• **Data to use**:

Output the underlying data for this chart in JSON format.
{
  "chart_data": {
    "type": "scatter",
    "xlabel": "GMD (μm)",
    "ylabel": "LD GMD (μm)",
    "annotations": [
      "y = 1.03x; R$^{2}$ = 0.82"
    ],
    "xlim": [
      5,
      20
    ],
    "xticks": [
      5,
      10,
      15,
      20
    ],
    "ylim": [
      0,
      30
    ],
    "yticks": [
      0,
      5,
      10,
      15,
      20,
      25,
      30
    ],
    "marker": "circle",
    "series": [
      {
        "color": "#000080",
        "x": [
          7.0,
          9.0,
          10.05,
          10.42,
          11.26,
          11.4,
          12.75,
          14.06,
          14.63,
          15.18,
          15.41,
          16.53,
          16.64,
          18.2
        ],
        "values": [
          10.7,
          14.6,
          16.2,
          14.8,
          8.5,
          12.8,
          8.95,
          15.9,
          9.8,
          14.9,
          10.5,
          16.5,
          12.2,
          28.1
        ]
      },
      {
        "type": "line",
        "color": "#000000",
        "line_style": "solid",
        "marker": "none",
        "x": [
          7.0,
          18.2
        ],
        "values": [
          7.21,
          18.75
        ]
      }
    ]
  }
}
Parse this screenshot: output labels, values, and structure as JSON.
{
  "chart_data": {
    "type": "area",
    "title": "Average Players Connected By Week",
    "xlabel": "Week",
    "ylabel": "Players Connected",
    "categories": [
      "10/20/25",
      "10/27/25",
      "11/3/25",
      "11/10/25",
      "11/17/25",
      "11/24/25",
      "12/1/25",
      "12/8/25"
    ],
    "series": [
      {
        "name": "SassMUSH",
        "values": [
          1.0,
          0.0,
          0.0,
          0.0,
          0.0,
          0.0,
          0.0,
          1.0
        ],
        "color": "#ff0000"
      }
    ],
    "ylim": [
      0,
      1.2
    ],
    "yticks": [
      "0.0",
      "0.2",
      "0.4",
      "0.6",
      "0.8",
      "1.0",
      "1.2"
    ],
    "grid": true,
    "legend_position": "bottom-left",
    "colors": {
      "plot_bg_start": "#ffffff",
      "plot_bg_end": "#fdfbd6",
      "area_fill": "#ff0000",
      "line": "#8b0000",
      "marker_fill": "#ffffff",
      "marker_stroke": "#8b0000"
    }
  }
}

• **Objective**: Return all the data exactly as given.

• **Finished task**:
Output the underlying data for this chart in JSON format.
{
  "chart_data": {
    "type": "scatter",
    "xlabel": "GMD (μm)",
    "ylabel": "LD GMD (μm)",
    "annotations": [
      "y = 1.03x; R$^{2}$ = 0.82"
    ],
    "xlim": [
      5,
      20
    ],
    "xticks": [
      5,
      10,
      15,
      20
    ],
    "ylim": [
      0,
      30
    ],
    "yticks": [
      0,
      5,
      10,
      15,
      20,
      25,
      30
    ],
    "marker": "circle",
    "series": [
      {
        "color": "#000080",
        "x": [
          7.0,
          9.0,
          10.05,
          10.42,
          11.26,
          11.4,
          12.75,
          14.06,
          14.63,
          15.18,
          15.41,
          16.53,
          16.64,
          18.2
        ],
        "values": [
          10.7,
          14.6,
          16.2,
          14.8,
          8.5,
          12.8,
          8.95,
          15.9,
          9.8,
          14.9,
          10.5,
          16.5,
          12.2,
          28.1
        ]
      },
      {
        "type": "line",
        "color": "#000000",
        "line_style": "solid",
        "marker": "none",
        "x": [
          7.0,
          18.2
        ],
        "values": [
          7.21,
          18.75
        ]
      }
    ]
  }
}
Parse this screenshot: output labels, values, and structure as JSON.
{
  "chart_data": {
    "type": "area",
    "title": "Average Players Connected By Week",
    "xlabel": "Week",
    "ylabel": "Players Connected",
    "categories": [
      "10/20/25",
      "10/27/25",
      "11/3/25",
      "11/10/25",
      "11/17/25",
      "11/24/25",
      "12/1/25",
      "12/8/25"
    ],
    "series": [
      {
        "name": "SassMUSH",
        "values": [
          1.0,
          0.0,
          0.0,
          0.0,
          0.0,
          0.0,
          0.0,
          1.0
        ],
        "color": "#ff0000"
      }
    ],
    "ylim": [
      0,
      1.2
    ],
    "yticks": [
      "0.0",
      "0.2",
      "0.4",
      "0.6",
      "0.8",
      "1.0",
      "1.2"
    ],
    "grid": true,
    "legend_position": "bottom-left",
    "colors": {
      "plot_bg_start": "#ffffff",
      "plot_bg_end": "#fdfbd6",
      "area_fill": "#ff0000",
      "line": "#8b0000",
      "marker_fill": "#ffffff",
      "marker_stroke": "#8b0000"
    }
  }
}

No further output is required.